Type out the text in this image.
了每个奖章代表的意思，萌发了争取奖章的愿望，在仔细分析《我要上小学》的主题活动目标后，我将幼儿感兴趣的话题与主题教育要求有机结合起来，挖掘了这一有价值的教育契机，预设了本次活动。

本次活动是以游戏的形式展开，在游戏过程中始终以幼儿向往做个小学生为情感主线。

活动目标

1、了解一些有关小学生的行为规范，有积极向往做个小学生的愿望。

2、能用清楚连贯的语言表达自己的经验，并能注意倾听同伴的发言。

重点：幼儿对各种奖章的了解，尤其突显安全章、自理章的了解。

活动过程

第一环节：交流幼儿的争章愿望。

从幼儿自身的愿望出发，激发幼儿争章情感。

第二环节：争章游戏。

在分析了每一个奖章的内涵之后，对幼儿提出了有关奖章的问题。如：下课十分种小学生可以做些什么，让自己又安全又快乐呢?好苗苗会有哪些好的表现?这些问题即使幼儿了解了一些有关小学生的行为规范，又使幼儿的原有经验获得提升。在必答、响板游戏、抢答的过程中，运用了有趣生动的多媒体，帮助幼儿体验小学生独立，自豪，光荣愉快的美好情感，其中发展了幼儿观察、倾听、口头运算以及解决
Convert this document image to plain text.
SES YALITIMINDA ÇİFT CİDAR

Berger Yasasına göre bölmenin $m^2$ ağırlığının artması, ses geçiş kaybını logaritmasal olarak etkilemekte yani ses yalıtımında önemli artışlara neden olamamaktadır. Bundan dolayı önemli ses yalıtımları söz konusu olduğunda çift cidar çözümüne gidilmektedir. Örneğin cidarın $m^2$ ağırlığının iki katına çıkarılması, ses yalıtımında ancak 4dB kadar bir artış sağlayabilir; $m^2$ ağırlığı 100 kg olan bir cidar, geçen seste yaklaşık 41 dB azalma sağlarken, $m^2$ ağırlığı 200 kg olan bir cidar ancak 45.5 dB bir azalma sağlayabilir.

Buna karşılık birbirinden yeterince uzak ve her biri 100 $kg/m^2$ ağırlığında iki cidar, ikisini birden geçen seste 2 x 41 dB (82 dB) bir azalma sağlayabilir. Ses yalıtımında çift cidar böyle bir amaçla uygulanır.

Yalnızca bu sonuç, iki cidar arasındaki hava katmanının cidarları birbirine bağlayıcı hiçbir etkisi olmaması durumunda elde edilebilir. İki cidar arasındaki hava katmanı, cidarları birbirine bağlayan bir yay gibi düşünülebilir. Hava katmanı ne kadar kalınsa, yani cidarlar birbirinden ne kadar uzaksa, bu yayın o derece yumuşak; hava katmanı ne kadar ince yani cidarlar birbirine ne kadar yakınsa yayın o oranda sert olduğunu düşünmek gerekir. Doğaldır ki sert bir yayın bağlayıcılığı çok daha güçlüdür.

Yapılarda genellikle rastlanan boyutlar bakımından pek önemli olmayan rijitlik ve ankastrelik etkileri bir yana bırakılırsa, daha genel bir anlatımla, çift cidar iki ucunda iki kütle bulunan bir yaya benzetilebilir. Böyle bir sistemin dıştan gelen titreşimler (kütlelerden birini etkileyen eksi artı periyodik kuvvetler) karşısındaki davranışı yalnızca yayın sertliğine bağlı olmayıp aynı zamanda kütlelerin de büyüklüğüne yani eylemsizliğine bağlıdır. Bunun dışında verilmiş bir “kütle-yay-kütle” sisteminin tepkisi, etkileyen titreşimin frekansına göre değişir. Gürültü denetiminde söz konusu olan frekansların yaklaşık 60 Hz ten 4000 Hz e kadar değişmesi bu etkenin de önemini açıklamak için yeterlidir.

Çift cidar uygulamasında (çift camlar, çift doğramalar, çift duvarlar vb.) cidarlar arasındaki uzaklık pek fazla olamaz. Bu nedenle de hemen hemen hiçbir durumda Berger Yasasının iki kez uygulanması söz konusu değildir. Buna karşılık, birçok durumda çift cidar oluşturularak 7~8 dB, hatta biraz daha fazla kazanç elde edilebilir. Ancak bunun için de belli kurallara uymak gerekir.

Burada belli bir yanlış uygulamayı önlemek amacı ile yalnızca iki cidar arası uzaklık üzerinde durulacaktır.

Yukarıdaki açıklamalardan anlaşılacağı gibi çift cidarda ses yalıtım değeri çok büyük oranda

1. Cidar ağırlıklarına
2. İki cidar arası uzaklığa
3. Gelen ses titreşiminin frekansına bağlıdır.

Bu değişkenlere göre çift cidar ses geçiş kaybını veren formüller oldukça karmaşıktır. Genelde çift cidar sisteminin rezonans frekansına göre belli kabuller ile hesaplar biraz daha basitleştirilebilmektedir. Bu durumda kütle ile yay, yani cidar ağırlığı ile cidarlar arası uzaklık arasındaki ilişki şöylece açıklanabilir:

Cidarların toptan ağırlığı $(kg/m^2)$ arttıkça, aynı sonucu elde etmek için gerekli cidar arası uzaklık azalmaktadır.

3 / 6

————

Produce an exact copy of all the records.

Type out the text in this image.
了每个奖章代表的意思，萌发了争取奖章的愿望，在仔细分析《我要上小学》的主题活动目标后，我将幼儿感兴趣的话题与主题教育要求有机结合起来，挖掘了这一有价值的教育契机，预设了本次活动。

本次活动是以游戏的形式展开，在游戏过程中始终以幼儿向往做个小学生为情感主线。

活动目标

1、了解一些有关小学生的行为规范，有积极向往做个小学生的愿望。

2、能用清楚连贯的语言表达自己的经验，并能注意倾听同伴的发言。

重点：幼儿对各种奖章的了解，尤其突显安全章、自理章的了解。

活动过程

第一环节：交流幼儿的争章愿望。

从幼儿自身的愿望出发，激发幼儿争章情感。

第二环节：争章游戏。

在分析了每一个奖章的内涵之后，对幼儿提出了有关奖章的问题。如：下课十分种小学生可以做些什么，让自己又安全又快乐呢?好苗苗会有哪些好的表现?这些问题即使幼儿了解了一些有关小学生的行为规范，又使幼儿的原有经验获得提升。在必答、响板游戏、抢答的过程中，运用了有趣生动的多媒体，帮助幼儿体验小学生独立，自豪，光荣愉快的美好情感，其中发展了幼儿观察、倾听、口头运算以及解决
Convert this document image to plain text.
SES YALITIMINDA ÇİFT CİDAR

Berger Yasasına göre bölmenin $m^2$ ağırlığının artması, ses geçiş kaybını logaritmasal olarak etkilemekte yani ses yalıtımında önemli artışlara neden olamamaktadır. Bundan dolayı önemli ses yalıtımları söz konusu olduğunda çift cidar çözümüne gidilmektedir. Örneğin cidarın $m^2$ ağırlığının iki katına çıkarılması, ses yalıtımında ancak 4dB kadar bir artış sağlayabilir; $m^2$ ağırlığı 100 kg olan bir cidar, geçen seste yaklaşık 41 dB azalma sağlarken, $m^2$ ağırlığı 200 kg olan bir cidar ancak 45.5 dB bir azalma sağlayabilir.

Buna karşılık birbirinden yeterince uzak ve her biri 100 $kg/m^2$ ağırlığında iki cidar, ikisini birden geçen seste 2 x 41 dB (82 dB) bir azalma sağlayabilir. Ses yalıtımında çift cidar böyle bir amaçla uygulanır.

Yalnızca bu sonuç, iki cidar arasındaki hava katmanının cidarları birbirine bağlayıcı hiçbir etkisi olmaması durumunda elde edilebilir. İki cidar arasındaki hava katmanı, cidarları birbirine bağlayan bir yay gibi düşünülebilir. Hava katmanı ne kadar kalınsa, yani cidarlar birbirinden ne kadar uzaksa, bu yayın o derece yumuşak; hava katmanı ne kadar ince yani cidarlar birbirine ne kadar yakınsa yayın o oranda sert olduğunu düşünmek gerekir. Doğaldır ki sert bir yayın bağlayıcılığı çok daha güçlüdür.

Yapılarda genellikle rastlanan boyutlar bakımından pek önemli olmayan rijitlik ve ankastrelik etkileri bir yana bırakılırsa, daha genel bir anlatımla, çift cidar iki ucunda iki kütle bulunan bir yaya benzetilebilir. Böyle bir sistemin dıştan gelen titreşimler (kütlelerden birini etkileyen eksi artı periyodik kuvvetler) karşısındaki davranışı yalnızca yayın sertliğine bağlı olmayıp aynı zamanda kütlelerin de büyüklüğüne yani eylemsizliğine bağlıdır. Bunun dışında verilmiş bir “kütle-yay-kütle” sisteminin tepkisi, etkileyen titreşimin frekansına göre değişir. Gürültü denetiminde söz konusu olan frekansların yaklaşık 60 Hz ten 4000 Hz e kadar değişmesi bu etkenin de önemini açıklamak için yeterlidir.

Çift cidar uygulamasında (çift camlar, çift doğramalar, çift duvarlar vb.) cidarlar arasındaki uzaklık pek fazla olamaz. Bu nedenle de hemen hemen hiçbir durumda Berger Yasasının iki kez uygulanması söz konusu değildir. Buna karşılık, birçok durumda çift cidar oluşturularak 7~8 dB, hatta biraz daha fazla kazanç elde edilebilir. Ancak bunun için de belli kurallara uymak gerekir.

Burada belli bir yanlış uygulamayı önlemek amacı ile yalnızca iki cidar arası uzaklık üzerinde durulacaktır.

Yukarıdaki açıklamalardan anlaşılacağı gibi çift cidarda ses yalıtım değeri çok büyük oranda

1. Cidar ağırlıklarına
2. İki cidar arası uzaklığa
3. Gelen ses titreşiminin frekansına bağlıdır.

Bu değişkenlere göre çift cidar ses geçiş kaybını veren formüller oldukça karmaşıktır. Genelde çift cidar sisteminin rezonans frekansına göre belli kabuller ile hesaplar biraz daha basitleştirilebilmektedir. Bu durumda kütle ile yay, yani cidar ağırlığı ile cidarlar arası uzaklık arasındaki ilişki şöylece açıklanabilir:

Cidarların toptan ağırlığı $(kg/m^2)$ arttıkça, aynı sonucu elde etmek için gerekli cidar arası uzaklık azalmaktadır.

3 / 6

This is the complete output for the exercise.